## Problem to solve
Work out how many lines of the material below mention the word "JSON"; reply with the number only.
╭──
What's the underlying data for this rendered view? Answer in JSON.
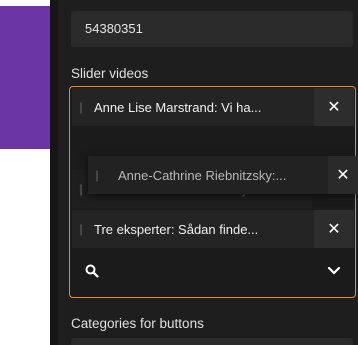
{
  "id_field": {
    "value": "54380351"
  },
  "slider_videos": {
    "label": "Slider videos",
    "items": [
      {
        "title": "Anne Lise Marstrand: Vi ha..."
      },
      {
        "title": "Anne-Cathrine Riebnitzsky:..."
      },
      {
        "title": "Tre eksperter: Sådan finde..."
      }
    ],
    "dragging_item": {
      "title": "Anne-Cathrine Riebnitzsky:..."
    },
    "search_placeholder": ""
  },
  "categories": {
    "label": "Categories for buttons"
  },
  "colors": {
    "accent": "#f08a24",
    "purple": "#6b35a6",
    "panel_bg": "#1e1e1e"
  }
}
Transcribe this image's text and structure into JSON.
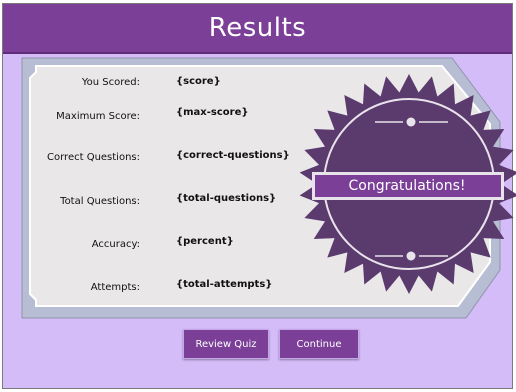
{
  "header": {
    "title": "Results"
  },
  "results": {
    "rows": [
      {
        "label": "You Scored:",
        "value": "{score}"
      },
      {
        "label": "Maximum Score:",
        "value": "{max-score}"
      },
      {
        "label": "Correct Questions:",
        "value": "{correct-questions}"
      },
      {
        "label": "Total Questions:",
        "value": "{total-questions}"
      },
      {
        "label": "Accuracy:",
        "value": "{percent}"
      },
      {
        "label": "Attempts:",
        "value": "{total-attempts}"
      }
    ]
  },
  "seal": {
    "text": "Congratulations!"
  },
  "buttons": {
    "review": "Review Quiz",
    "continue": "Continue"
  },
  "colors": {
    "header": "#7b3f98",
    "background": "#d4bcf9",
    "card": "#e8e6e6",
    "seal": "#5b3a6e",
    "button": "#7b3f98"
  }
}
╰──
## Output
2